_Directive:_ What is the count of lines in the listing below that hold the string "الخدمة"? Reply with that number alone.

Data records:
— BEGIN —
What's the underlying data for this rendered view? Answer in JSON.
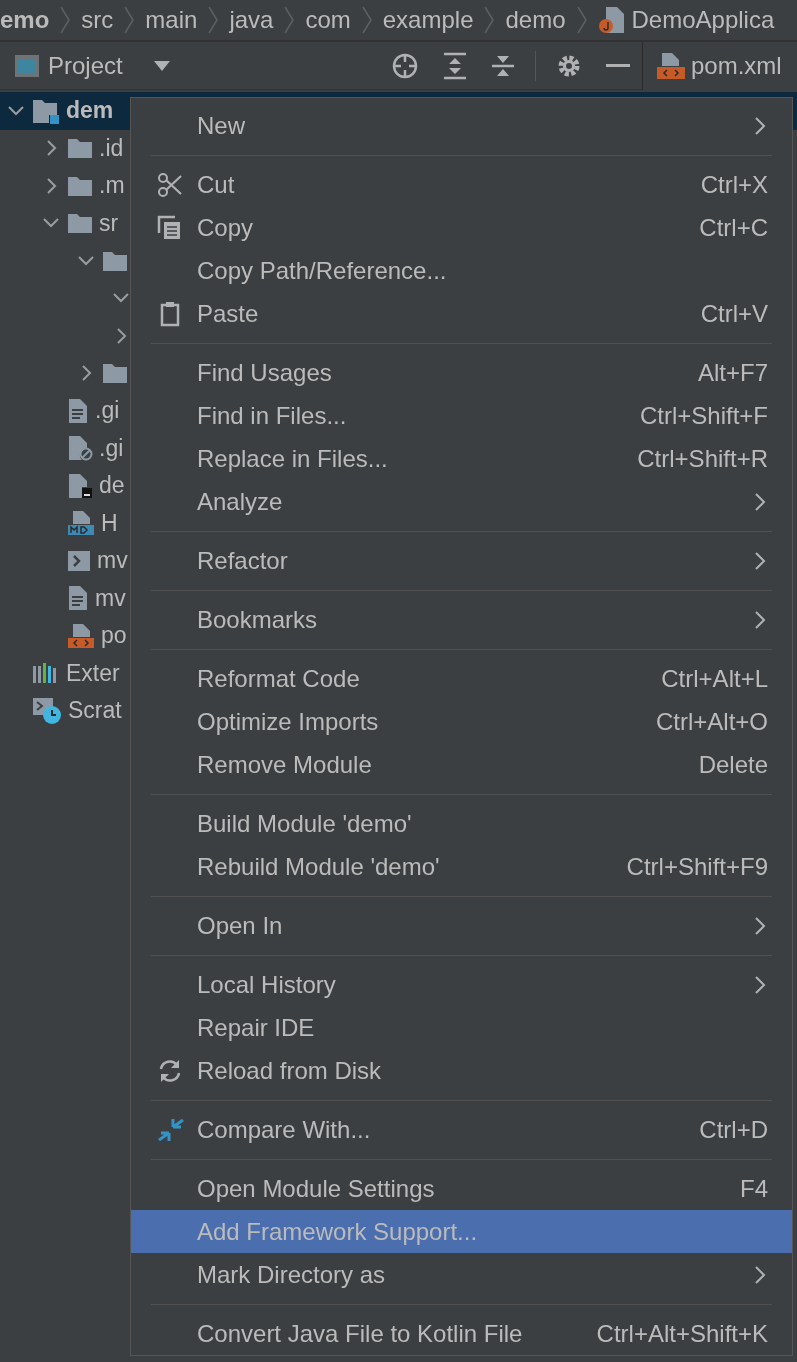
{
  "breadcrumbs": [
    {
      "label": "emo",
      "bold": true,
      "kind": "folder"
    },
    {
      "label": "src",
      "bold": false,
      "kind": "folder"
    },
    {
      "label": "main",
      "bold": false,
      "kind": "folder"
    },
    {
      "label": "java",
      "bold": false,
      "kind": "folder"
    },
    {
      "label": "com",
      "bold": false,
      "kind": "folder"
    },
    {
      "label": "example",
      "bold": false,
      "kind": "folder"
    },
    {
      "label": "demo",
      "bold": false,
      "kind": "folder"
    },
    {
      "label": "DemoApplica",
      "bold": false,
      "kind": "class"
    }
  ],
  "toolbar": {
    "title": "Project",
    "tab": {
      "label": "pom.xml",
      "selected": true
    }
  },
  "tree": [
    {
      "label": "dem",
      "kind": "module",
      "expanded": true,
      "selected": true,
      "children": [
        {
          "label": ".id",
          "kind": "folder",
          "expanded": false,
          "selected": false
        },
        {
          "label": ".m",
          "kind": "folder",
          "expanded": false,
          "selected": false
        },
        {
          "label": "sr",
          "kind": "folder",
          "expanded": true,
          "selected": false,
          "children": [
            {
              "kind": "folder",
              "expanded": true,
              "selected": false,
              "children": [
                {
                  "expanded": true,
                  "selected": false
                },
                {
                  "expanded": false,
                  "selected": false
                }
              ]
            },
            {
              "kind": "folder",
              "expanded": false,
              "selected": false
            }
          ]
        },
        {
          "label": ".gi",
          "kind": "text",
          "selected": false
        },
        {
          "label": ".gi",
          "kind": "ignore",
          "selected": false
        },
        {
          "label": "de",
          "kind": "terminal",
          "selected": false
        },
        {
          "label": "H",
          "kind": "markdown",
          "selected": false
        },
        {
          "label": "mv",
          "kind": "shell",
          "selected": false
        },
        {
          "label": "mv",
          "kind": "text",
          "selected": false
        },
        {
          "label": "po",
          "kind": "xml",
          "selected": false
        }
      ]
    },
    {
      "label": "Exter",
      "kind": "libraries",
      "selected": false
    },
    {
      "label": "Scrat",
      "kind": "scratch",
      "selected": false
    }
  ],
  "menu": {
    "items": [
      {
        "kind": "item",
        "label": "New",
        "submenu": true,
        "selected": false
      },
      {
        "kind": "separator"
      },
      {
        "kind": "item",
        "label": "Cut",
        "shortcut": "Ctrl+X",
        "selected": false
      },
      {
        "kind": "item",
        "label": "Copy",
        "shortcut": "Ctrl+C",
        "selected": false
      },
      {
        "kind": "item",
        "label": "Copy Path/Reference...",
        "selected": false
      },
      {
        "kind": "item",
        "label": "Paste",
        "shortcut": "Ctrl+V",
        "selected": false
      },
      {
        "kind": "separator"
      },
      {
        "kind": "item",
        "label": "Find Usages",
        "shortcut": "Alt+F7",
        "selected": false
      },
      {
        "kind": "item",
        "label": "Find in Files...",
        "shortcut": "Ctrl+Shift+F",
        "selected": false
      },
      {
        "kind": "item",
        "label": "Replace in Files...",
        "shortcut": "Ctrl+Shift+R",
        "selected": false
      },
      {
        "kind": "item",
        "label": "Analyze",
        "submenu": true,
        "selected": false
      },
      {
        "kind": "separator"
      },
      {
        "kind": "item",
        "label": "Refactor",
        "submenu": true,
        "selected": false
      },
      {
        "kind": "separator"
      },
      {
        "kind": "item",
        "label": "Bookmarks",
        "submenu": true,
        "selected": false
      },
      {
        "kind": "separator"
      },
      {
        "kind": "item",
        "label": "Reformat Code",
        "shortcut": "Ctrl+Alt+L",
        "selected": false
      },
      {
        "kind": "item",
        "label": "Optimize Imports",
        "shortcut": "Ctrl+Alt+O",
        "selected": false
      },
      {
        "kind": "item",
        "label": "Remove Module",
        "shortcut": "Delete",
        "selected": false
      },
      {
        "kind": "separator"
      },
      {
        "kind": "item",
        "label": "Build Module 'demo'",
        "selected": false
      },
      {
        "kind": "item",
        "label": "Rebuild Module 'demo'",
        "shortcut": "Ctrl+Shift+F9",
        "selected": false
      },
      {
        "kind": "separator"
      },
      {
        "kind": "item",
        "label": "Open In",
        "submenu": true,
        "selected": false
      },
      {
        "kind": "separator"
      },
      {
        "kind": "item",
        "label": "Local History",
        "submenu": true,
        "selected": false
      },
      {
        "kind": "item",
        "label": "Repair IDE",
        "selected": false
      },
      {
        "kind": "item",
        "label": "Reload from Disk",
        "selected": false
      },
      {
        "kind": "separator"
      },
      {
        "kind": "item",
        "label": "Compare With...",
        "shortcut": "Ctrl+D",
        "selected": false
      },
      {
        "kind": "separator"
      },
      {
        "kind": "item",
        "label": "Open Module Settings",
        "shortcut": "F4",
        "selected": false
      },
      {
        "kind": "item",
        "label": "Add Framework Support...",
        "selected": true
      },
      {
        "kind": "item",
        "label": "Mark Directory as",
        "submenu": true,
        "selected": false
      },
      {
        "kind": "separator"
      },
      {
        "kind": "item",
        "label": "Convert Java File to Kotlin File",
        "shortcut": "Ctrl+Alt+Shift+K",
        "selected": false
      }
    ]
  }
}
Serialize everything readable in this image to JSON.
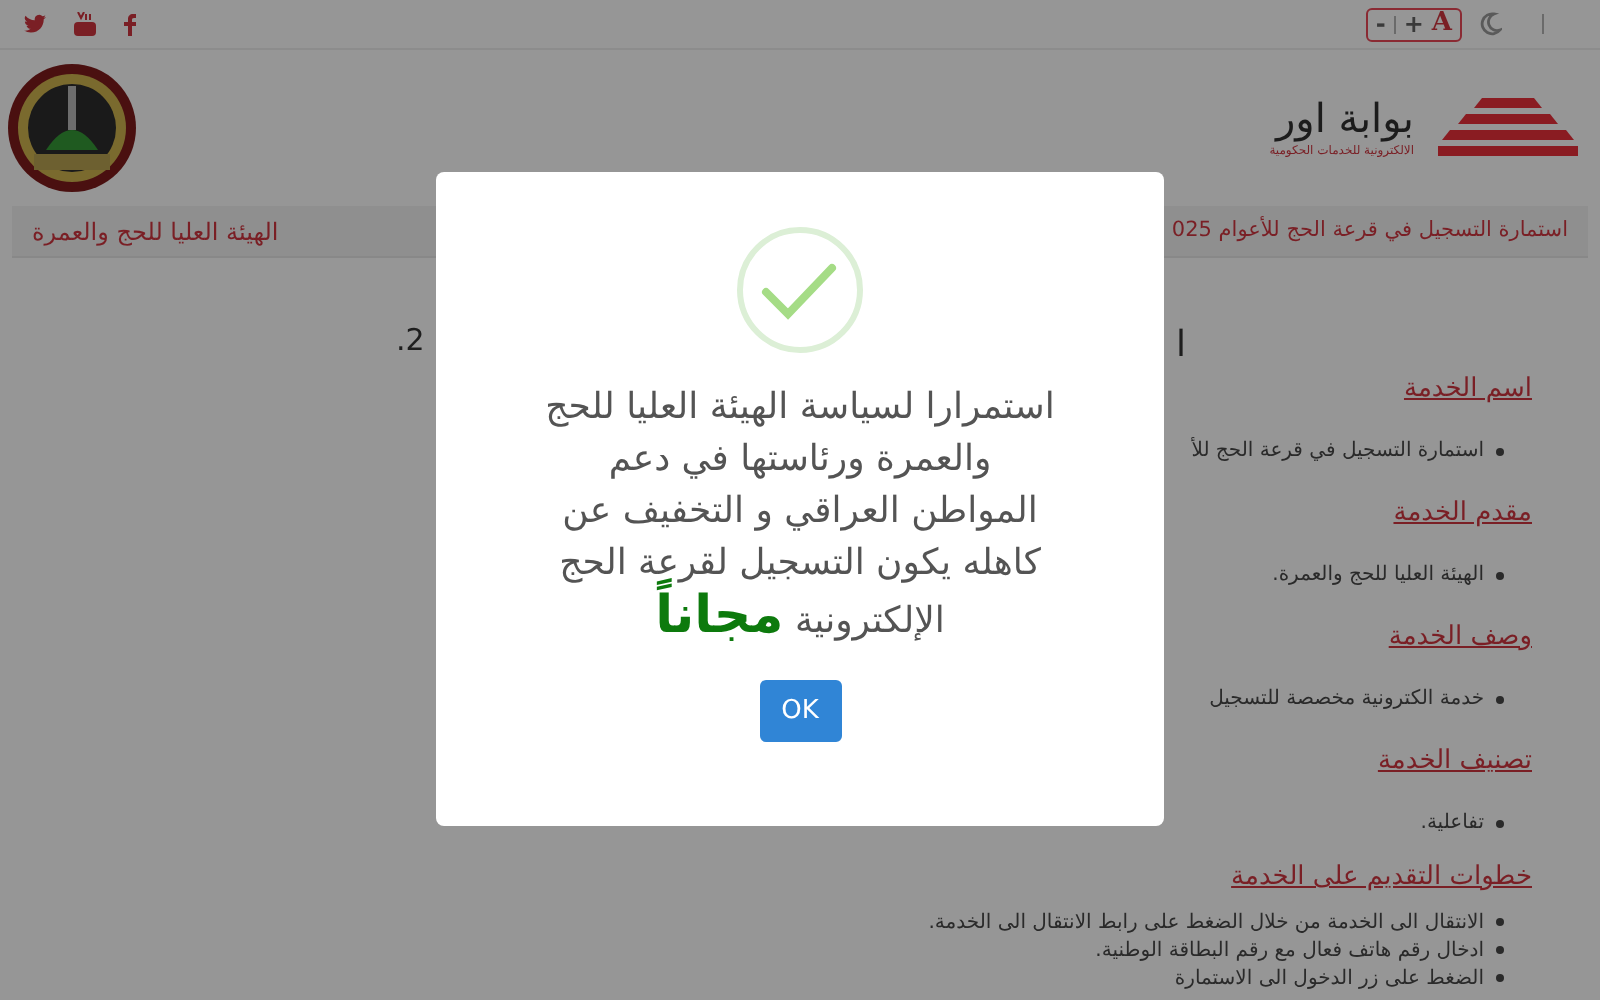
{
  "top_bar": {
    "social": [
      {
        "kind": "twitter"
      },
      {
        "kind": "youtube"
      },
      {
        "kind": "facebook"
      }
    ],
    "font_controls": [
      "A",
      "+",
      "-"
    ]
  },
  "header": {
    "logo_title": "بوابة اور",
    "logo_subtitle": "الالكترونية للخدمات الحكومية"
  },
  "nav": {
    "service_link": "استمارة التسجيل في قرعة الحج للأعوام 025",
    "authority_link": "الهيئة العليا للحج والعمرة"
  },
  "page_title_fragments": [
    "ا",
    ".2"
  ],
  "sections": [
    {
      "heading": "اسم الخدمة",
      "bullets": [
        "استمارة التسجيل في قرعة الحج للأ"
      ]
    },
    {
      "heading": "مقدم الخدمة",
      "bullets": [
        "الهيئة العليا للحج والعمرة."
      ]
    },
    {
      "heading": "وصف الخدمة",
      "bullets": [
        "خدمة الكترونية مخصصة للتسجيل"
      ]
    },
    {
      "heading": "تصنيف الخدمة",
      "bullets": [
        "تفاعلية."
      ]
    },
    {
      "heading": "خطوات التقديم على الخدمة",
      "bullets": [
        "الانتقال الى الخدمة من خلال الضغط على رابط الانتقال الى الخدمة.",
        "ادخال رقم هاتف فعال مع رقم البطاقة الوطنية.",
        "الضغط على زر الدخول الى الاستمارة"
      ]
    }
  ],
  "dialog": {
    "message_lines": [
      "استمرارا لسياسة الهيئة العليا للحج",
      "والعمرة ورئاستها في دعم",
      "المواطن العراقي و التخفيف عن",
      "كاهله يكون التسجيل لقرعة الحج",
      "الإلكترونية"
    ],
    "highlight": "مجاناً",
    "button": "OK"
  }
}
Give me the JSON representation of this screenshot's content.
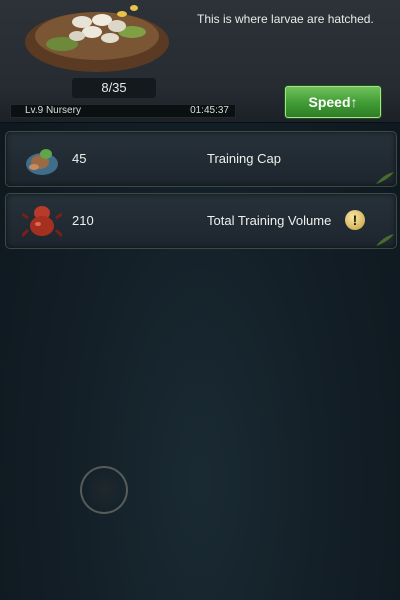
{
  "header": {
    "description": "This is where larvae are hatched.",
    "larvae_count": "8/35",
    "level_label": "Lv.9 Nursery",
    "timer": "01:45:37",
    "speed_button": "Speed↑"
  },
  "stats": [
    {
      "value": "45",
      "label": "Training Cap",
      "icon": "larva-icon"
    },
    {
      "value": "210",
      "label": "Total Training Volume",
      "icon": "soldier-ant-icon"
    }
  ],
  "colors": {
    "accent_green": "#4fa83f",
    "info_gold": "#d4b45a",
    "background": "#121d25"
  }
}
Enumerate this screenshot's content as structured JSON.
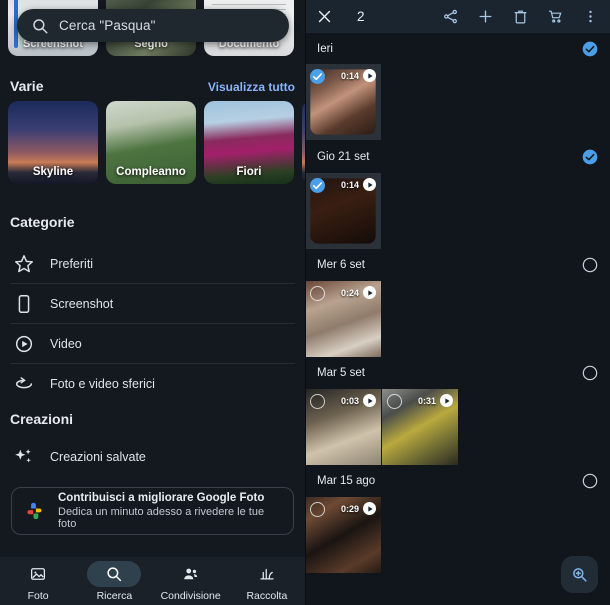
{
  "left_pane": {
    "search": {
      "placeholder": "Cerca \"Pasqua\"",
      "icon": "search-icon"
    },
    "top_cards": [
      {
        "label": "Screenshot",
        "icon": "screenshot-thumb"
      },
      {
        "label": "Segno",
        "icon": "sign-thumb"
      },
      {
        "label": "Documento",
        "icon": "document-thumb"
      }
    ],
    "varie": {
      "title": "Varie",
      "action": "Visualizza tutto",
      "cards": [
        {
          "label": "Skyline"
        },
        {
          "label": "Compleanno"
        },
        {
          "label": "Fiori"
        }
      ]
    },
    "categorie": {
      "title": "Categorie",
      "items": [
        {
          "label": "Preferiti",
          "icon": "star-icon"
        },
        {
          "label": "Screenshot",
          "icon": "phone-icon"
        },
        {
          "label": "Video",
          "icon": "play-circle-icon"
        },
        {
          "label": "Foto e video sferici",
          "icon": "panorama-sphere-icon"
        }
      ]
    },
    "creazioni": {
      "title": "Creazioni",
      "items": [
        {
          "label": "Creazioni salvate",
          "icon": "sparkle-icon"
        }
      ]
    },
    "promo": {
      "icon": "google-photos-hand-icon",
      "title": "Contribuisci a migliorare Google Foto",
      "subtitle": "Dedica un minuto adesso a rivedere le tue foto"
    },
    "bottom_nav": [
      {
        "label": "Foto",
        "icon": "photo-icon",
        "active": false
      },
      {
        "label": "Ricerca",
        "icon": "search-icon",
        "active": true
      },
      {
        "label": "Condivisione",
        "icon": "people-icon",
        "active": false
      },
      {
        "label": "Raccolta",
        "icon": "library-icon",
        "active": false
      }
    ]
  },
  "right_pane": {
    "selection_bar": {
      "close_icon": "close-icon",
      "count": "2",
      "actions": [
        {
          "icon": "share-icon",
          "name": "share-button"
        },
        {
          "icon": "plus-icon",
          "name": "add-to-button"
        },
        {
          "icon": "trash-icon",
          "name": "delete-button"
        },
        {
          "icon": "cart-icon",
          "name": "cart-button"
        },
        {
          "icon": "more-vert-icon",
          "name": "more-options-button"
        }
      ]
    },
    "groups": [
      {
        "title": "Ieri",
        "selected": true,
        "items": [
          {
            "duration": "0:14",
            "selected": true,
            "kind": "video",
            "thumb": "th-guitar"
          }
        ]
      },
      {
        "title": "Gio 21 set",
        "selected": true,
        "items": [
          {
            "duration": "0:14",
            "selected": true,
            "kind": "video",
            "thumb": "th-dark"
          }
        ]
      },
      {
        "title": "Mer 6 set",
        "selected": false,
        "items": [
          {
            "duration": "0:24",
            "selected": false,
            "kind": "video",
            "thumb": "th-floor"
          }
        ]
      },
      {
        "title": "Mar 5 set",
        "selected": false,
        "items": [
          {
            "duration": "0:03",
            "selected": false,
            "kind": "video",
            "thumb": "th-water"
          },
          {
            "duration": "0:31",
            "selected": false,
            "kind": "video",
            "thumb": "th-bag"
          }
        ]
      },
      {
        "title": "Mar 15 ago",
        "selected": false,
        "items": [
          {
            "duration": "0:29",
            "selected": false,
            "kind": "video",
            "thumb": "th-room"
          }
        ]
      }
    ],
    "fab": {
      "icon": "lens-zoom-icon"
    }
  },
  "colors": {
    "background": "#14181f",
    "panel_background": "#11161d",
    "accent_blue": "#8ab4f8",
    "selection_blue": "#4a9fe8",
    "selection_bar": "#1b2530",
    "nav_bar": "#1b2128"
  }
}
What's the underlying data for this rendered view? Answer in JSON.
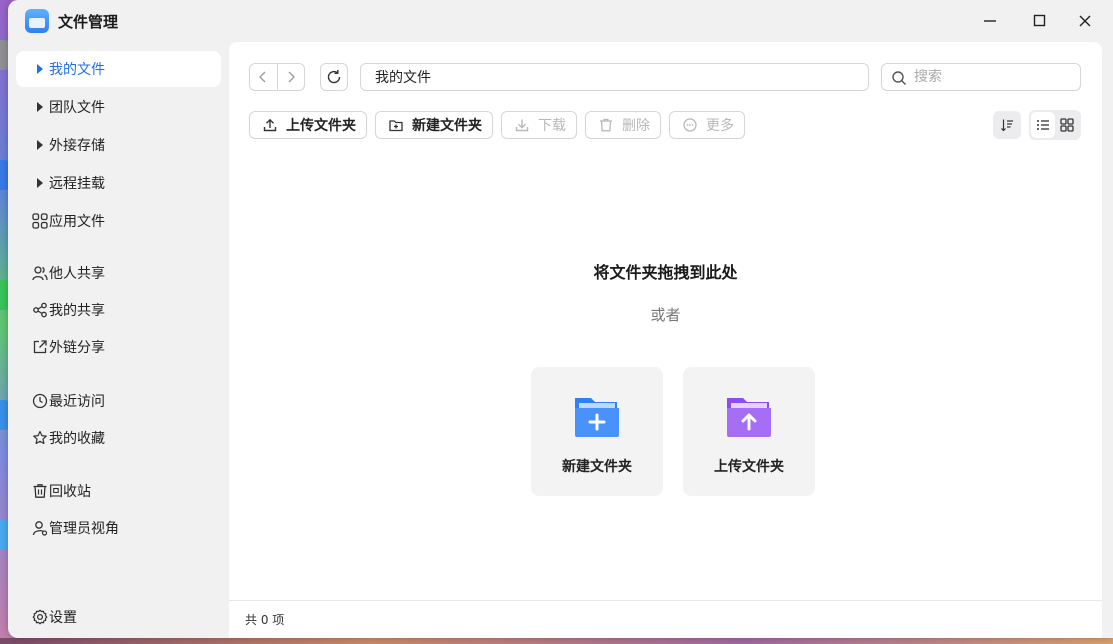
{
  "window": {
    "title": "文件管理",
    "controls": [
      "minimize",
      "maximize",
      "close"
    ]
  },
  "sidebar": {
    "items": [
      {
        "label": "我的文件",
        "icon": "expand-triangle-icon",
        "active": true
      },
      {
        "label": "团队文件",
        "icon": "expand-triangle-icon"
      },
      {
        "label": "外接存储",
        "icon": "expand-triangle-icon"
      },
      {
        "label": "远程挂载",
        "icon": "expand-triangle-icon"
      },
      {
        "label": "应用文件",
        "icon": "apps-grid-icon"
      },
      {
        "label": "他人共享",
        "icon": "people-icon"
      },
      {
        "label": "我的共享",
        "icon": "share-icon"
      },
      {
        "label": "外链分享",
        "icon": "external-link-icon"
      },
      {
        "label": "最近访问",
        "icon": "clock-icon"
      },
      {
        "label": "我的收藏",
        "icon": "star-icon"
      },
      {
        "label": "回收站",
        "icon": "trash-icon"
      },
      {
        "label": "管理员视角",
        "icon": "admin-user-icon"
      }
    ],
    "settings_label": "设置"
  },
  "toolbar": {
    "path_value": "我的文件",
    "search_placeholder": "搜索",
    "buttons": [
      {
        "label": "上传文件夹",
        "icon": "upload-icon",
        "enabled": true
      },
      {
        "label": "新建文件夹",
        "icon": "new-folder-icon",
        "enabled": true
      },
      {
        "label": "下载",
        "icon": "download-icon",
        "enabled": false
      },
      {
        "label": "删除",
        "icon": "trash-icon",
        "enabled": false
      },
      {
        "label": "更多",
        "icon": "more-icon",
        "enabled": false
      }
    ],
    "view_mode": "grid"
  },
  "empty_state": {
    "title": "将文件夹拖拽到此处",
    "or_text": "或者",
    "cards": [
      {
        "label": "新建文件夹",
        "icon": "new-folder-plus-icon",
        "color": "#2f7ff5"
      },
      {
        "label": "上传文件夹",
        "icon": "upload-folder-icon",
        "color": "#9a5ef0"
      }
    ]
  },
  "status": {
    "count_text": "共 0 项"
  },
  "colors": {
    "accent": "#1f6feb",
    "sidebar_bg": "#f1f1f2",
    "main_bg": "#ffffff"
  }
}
— END —
_Result of the task:_ 6